* **Aim of the exercise**
For every line in the data below that contains "cases", copy the line.

* **Source data**
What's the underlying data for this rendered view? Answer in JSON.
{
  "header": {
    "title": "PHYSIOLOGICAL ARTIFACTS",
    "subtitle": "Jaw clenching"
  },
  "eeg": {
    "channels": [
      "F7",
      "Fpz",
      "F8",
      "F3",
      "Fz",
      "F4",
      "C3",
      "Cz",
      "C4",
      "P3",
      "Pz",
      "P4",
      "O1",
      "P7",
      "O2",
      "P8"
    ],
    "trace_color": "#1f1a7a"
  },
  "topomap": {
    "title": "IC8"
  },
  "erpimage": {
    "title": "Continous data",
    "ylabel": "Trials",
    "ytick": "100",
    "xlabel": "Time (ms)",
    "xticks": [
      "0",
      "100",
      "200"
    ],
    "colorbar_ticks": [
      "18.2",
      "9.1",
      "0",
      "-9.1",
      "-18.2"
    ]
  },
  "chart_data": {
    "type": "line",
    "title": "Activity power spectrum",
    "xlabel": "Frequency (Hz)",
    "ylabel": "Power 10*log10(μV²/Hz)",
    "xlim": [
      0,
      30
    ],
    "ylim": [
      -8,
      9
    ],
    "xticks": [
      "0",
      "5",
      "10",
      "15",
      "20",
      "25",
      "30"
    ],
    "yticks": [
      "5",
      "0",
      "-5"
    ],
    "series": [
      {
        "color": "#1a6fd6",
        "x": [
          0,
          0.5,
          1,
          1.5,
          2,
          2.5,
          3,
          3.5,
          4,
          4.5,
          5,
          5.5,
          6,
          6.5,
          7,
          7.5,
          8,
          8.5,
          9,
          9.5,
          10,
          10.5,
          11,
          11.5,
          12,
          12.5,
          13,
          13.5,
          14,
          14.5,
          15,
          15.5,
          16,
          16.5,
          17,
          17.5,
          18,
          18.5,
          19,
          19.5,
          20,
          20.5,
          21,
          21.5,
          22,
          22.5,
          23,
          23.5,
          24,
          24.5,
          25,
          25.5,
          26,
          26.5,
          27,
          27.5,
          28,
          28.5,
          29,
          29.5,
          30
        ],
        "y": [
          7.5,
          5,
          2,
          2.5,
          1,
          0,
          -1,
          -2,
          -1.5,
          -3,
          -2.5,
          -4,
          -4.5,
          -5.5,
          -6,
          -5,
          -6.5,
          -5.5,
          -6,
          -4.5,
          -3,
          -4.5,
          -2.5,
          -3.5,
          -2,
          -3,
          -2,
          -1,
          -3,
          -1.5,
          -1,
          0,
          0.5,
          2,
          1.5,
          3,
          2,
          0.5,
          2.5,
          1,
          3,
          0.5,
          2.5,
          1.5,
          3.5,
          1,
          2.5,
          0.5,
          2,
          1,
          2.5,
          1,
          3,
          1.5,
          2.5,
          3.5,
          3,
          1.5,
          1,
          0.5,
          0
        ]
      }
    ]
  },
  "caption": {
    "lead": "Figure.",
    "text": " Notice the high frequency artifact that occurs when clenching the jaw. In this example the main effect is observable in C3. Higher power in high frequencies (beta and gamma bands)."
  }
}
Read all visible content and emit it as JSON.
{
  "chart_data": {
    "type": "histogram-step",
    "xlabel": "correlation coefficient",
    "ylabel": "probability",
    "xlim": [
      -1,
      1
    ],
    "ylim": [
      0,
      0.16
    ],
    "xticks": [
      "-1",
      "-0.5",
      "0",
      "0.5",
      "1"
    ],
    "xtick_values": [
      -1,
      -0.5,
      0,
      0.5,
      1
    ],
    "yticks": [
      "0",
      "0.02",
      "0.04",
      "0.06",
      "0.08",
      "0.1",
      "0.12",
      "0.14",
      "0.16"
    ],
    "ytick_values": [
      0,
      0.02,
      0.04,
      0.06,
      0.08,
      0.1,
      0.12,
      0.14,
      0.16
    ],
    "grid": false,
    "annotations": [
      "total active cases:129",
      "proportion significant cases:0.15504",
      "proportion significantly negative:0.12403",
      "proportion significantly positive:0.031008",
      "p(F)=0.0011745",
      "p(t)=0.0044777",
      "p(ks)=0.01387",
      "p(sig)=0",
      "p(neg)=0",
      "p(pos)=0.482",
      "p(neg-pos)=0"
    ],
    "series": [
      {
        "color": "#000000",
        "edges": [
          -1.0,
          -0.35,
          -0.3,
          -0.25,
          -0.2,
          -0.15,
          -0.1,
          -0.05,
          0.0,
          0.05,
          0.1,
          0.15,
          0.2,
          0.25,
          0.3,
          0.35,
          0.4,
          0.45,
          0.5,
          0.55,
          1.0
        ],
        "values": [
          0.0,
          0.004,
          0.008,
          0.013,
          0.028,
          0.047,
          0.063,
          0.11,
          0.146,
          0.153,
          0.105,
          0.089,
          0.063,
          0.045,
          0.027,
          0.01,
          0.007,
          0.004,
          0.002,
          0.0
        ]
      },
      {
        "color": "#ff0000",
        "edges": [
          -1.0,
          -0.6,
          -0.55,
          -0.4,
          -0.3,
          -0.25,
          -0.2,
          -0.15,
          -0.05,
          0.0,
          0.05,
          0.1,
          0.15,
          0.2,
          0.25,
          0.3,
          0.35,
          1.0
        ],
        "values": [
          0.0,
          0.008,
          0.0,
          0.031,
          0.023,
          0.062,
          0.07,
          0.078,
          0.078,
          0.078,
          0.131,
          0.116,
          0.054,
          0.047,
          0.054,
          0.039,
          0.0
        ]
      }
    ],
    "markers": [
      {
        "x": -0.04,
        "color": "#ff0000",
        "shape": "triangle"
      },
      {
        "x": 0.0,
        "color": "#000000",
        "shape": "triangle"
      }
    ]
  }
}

* **Written answer**
      "total active cases:129",
      "proportion significant cases:0.15504",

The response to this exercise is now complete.